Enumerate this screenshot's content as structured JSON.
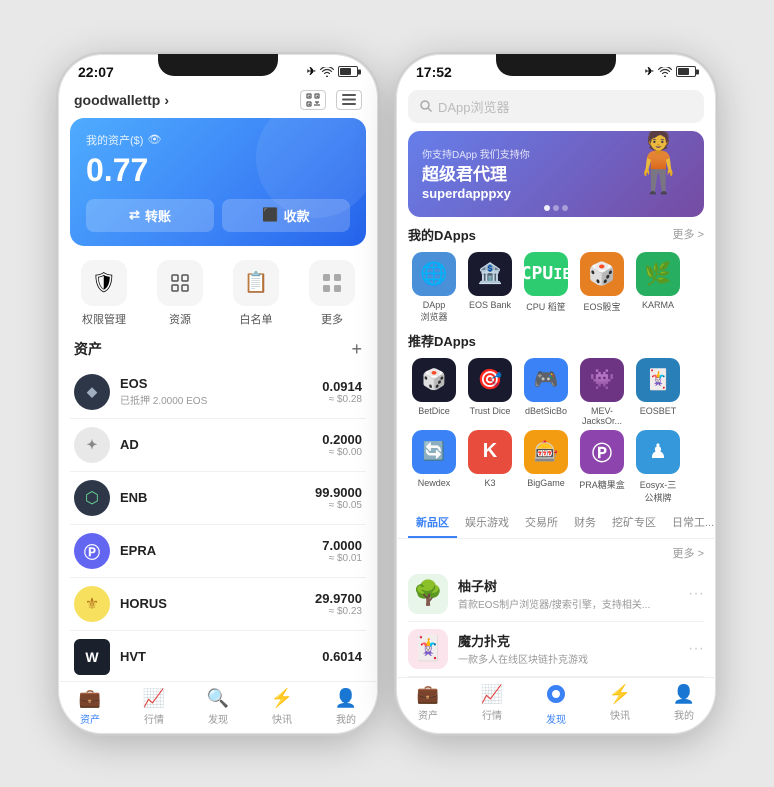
{
  "phone1": {
    "status": {
      "time": "22:07",
      "airplane": "✈",
      "wifi": "wifi",
      "battery": "battery"
    },
    "header": {
      "wallet_name": "goodwallettp",
      "chevron": "›",
      "icon1": "⊞",
      "icon2": "⬜"
    },
    "balance_card": {
      "label": "我的资产($)",
      "eye_icon": "👁",
      "amount": "0.77",
      "btn_transfer": "转账",
      "btn_transfer_icon": "↔",
      "btn_receive": "收款",
      "btn_receive_icon": "⬛"
    },
    "quick_actions": [
      {
        "icon": "🛡",
        "label": "权限管理"
      },
      {
        "icon": "⚙",
        "label": "资源"
      },
      {
        "icon": "📋",
        "label": "白名单"
      },
      {
        "icon": "⊞",
        "label": "更多"
      }
    ],
    "assets_title": "资产",
    "assets_add": "+",
    "assets": [
      {
        "icon": "◆",
        "name": "EOS",
        "sub": "已抵押 2.0000 EOS",
        "amount": "0.0914",
        "usd": "≈ $0.28",
        "color": "#2d3748"
      },
      {
        "icon": "✦",
        "name": "AD",
        "sub": "",
        "amount": "0.2000",
        "usd": "≈ $0.00",
        "color": "#718096"
      },
      {
        "icon": "⬡",
        "name": "ENB",
        "sub": "",
        "amount": "99.9000",
        "usd": "≈ $0.05",
        "color": "#2d3748"
      },
      {
        "icon": "Ⓟ",
        "name": "EPRA",
        "sub": "",
        "amount": "7.0000",
        "usd": "≈ $0.01",
        "color": "#6366f1"
      },
      {
        "icon": "⚜",
        "name": "HORUS",
        "sub": "",
        "amount": "29.9700",
        "usd": "≈ $0.23",
        "color": "#d97706"
      },
      {
        "icon": "W",
        "name": "HVT",
        "sub": "",
        "amount": "0.6014",
        "usd": "",
        "color": "#1a202c"
      }
    ],
    "nav": [
      {
        "icon": "💼",
        "label": "资产",
        "active": true
      },
      {
        "icon": "📈",
        "label": "行情",
        "active": false
      },
      {
        "icon": "🔍",
        "label": "发现",
        "active": false
      },
      {
        "icon": "⚡",
        "label": "快讯",
        "active": false
      },
      {
        "icon": "👤",
        "label": "我的",
        "active": false
      }
    ]
  },
  "phone2": {
    "status": {
      "time": "17:52",
      "airplane": "✈",
      "wifi": "wifi",
      "battery": "battery"
    },
    "search_placeholder": "DApp浏览器",
    "banner": {
      "sub": "你支持DApp 我们支持你",
      "title_line1": "超级君代理",
      "title_line2": "superdapppxy",
      "dots": [
        "●",
        "○",
        "○"
      ]
    },
    "my_dapps_title": "我的DApps",
    "my_dapps_more": "更多 >",
    "my_dapps": [
      {
        "name": "DApp\n浏览器",
        "bg": "#4a90d9",
        "icon": "🌐"
      },
      {
        "name": "EOS Bank",
        "bg": "#1a1a2e",
        "icon": "🏦"
      },
      {
        "name": "CPU 稻筐",
        "bg": "#2ecc71",
        "icon": "💻"
      },
      {
        "name": "EOS骰宝",
        "bg": "#e67e22",
        "icon": "🎲"
      },
      {
        "name": "KARMA",
        "bg": "#27ae60",
        "icon": "🌿"
      }
    ],
    "rec_dapps_title": "推荐DApps",
    "rec_dapps": [
      {
        "name": "BetDice",
        "bg": "#1a1a2e",
        "icon": "🎲"
      },
      {
        "name": "Trust Dice",
        "bg": "#1a1a2e",
        "icon": "🎯"
      },
      {
        "name": "dBetSicBo",
        "bg": "#3b82f6",
        "icon": "🎮"
      },
      {
        "name": "MEV-\nJacksOr...",
        "bg": "#6c3483",
        "icon": "👾"
      },
      {
        "name": "EOSBET",
        "bg": "#2980b9",
        "icon": "🃏"
      },
      {
        "name": "Newdex",
        "bg": "#3b82f6",
        "icon": "🔄"
      },
      {
        "name": "K3",
        "bg": "#e74c3c",
        "icon": "K"
      },
      {
        "name": "BigGame",
        "bg": "#f39c12",
        "icon": "🎰"
      },
      {
        "name": "PRA糖果盒",
        "bg": "#8e44ad",
        "icon": "Ⓟ"
      },
      {
        "name": "Eosyx-三\n公棋牌",
        "bg": "#3498db",
        "icon": "♟"
      }
    ],
    "tabs": [
      {
        "label": "新品区",
        "active": true
      },
      {
        "label": "娱乐游戏",
        "active": false
      },
      {
        "label": "交易所",
        "active": false
      },
      {
        "label": "财务",
        "active": false
      },
      {
        "label": "挖矿专区",
        "active": false
      },
      {
        "label": "日常工...",
        "active": false
      }
    ],
    "new_apps_more": "更多 >",
    "new_apps": [
      {
        "name": "柚子树",
        "desc": "首款EOS制户浏览器/搜索引擎，支持相关...",
        "icon": "🌳",
        "bg": "#f0f4f0"
      },
      {
        "name": "魔力扑克",
        "desc": "一款多人在线区块链扑克游戏",
        "icon": "🃏",
        "bg": "#fff0f0"
      }
    ],
    "nav": [
      {
        "icon": "💼",
        "label": "资产",
        "active": false
      },
      {
        "icon": "📈",
        "label": "行情",
        "active": false
      },
      {
        "icon": "🔍",
        "label": "发现",
        "active": true
      },
      {
        "icon": "⚡",
        "label": "快讯",
        "active": false
      },
      {
        "icon": "👤",
        "label": "我的",
        "active": false
      }
    ]
  }
}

——————

- Problem to work on: All the lines above are to be given again exactly as they read, with the pictures removed.

- Response to the exercise:
Enumerate this screenshot's content as structured JSON.
{
  "phone1": {
    "status": {
      "time": "22:07",
      "airplane": "✈",
      "wifi": "wifi",
      "battery": "battery"
    },
    "header": {
      "wallet_name": "goodwallettp",
      "chevron": "›",
      "icon1": "⊞",
      "icon2": "⬜"
    },
    "balance_card": {
      "label": "我的资产($)",
      "eye_icon": "👁",
      "amount": "0.77",
      "btn_transfer": "转账",
      "btn_transfer_icon": "↔",
      "btn_receive": "收款",
      "btn_receive_icon": "⬛"
    },
    "quick_actions": [
      {
        "icon": "🛡",
        "label": "权限管理"
      },
      {
        "icon": "⚙",
        "label": "资源"
      },
      {
        "icon": "📋",
        "label": "白名单"
      },
      {
        "icon": "⊞",
        "label": "更多"
      }
    ],
    "assets_title": "资产",
    "assets_add": "+",
    "assets": [
      {
        "icon": "◆",
        "name": "EOS",
        "sub": "已抵押 2.0000 EOS",
        "amount": "0.0914",
        "usd": "≈ $0.28",
        "color": "#2d3748"
      },
      {
        "icon": "✦",
        "name": "AD",
        "sub": "",
        "amount": "0.2000",
        "usd": "≈ $0.00",
        "color": "#718096"
      },
      {
        "icon": "⬡",
        "name": "ENB",
        "sub": "",
        "amount": "99.9000",
        "usd": "≈ $0.05",
        "color": "#2d3748"
      },
      {
        "icon": "Ⓟ",
        "name": "EPRA",
        "sub": "",
        "amount": "7.0000",
        "usd": "≈ $0.01",
        "color": "#6366f1"
      },
      {
        "icon": "⚜",
        "name": "HORUS",
        "sub": "",
        "amount": "29.9700",
        "usd": "≈ $0.23",
        "color": "#d97706"
      },
      {
        "icon": "W",
        "name": "HVT",
        "sub": "",
        "amount": "0.6014",
        "usd": "",
        "color": "#1a202c"
      }
    ],
    "nav": [
      {
        "icon": "💼",
        "label": "资产",
        "active": true
      },
      {
        "icon": "📈",
        "label": "行情",
        "active": false
      },
      {
        "icon": "🔍",
        "label": "发现",
        "active": false
      },
      {
        "icon": "⚡",
        "label": "快讯",
        "active": false
      },
      {
        "icon": "👤",
        "label": "我的",
        "active": false
      }
    ]
  },
  "phone2": {
    "status": {
      "time": "17:52",
      "airplane": "✈",
      "wifi": "wifi",
      "battery": "battery"
    },
    "search_placeholder": "DApp浏览器",
    "banner": {
      "sub": "你支持DApp 我们支持你",
      "title_line1": "超级君代理",
      "title_line2": "superdapppxy",
      "dots": [
        "●",
        "○",
        "○"
      ]
    },
    "my_dapps_title": "我的DApps",
    "my_dapps_more": "更多 >",
    "my_dapps": [
      {
        "name": "DApp\n浏览器",
        "bg": "#4a90d9",
        "icon": "🌐"
      },
      {
        "name": "EOS Bank",
        "bg": "#1a1a2e",
        "icon": "🏦"
      },
      {
        "name": "CPU 稻筐",
        "bg": "#2ecc71",
        "icon": "💻"
      },
      {
        "name": "EOS骰宝",
        "bg": "#e67e22",
        "icon": "🎲"
      },
      {
        "name": "KARMA",
        "bg": "#27ae60",
        "icon": "🌿"
      }
    ],
    "rec_dapps_title": "推荐DApps",
    "rec_dapps": [
      {
        "name": "BetDice",
        "bg": "#1a1a2e",
        "icon": "🎲"
      },
      {
        "name": "Trust Dice",
        "bg": "#1a1a2e",
        "icon": "🎯"
      },
      {
        "name": "dBetSicBo",
        "bg": "#3b82f6",
        "icon": "🎮"
      },
      {
        "name": "MEV-\nJacksOr...",
        "bg": "#6c3483",
        "icon": "👾"
      },
      {
        "name": "EOSBET",
        "bg": "#2980b9",
        "icon": "🃏"
      },
      {
        "name": "Newdex",
        "bg": "#3b82f6",
        "icon": "🔄"
      },
      {
        "name": "K3",
        "bg": "#e74c3c",
        "icon": "K"
      },
      {
        "name": "BigGame",
        "bg": "#f39c12",
        "icon": "🎰"
      },
      {
        "name": "PRA糖果盒",
        "bg": "#8e44ad",
        "icon": "Ⓟ"
      },
      {
        "name": "Eosyx-三\n公棋牌",
        "bg": "#3498db",
        "icon": "♟"
      }
    ],
    "tabs": [
      {
        "label": "新品区",
        "active": true
      },
      {
        "label": "娱乐游戏",
        "active": false
      },
      {
        "label": "交易所",
        "active": false
      },
      {
        "label": "财务",
        "active": false
      },
      {
        "label": "挖矿专区",
        "active": false
      },
      {
        "label": "日常工...",
        "active": false
      }
    ],
    "new_apps_more": "更多 >",
    "new_apps": [
      {
        "name": "柚子树",
        "desc": "首款EOS制户浏览器/搜索引擎，支持相关...",
        "icon": "🌳",
        "bg": "#f0f4f0"
      },
      {
        "name": "魔力扑克",
        "desc": "一款多人在线区块链扑克游戏",
        "icon": "🃏",
        "bg": "#fff0f0"
      }
    ],
    "nav": [
      {
        "icon": "💼",
        "label": "资产",
        "active": false
      },
      {
        "icon": "📈",
        "label": "行情",
        "active": false
      },
      {
        "icon": "🔍",
        "label": "发现",
        "active": true
      },
      {
        "icon": "⚡",
        "label": "快讯",
        "active": false
      },
      {
        "icon": "👤",
        "label": "我的",
        "active": false
      }
    ]
  }
}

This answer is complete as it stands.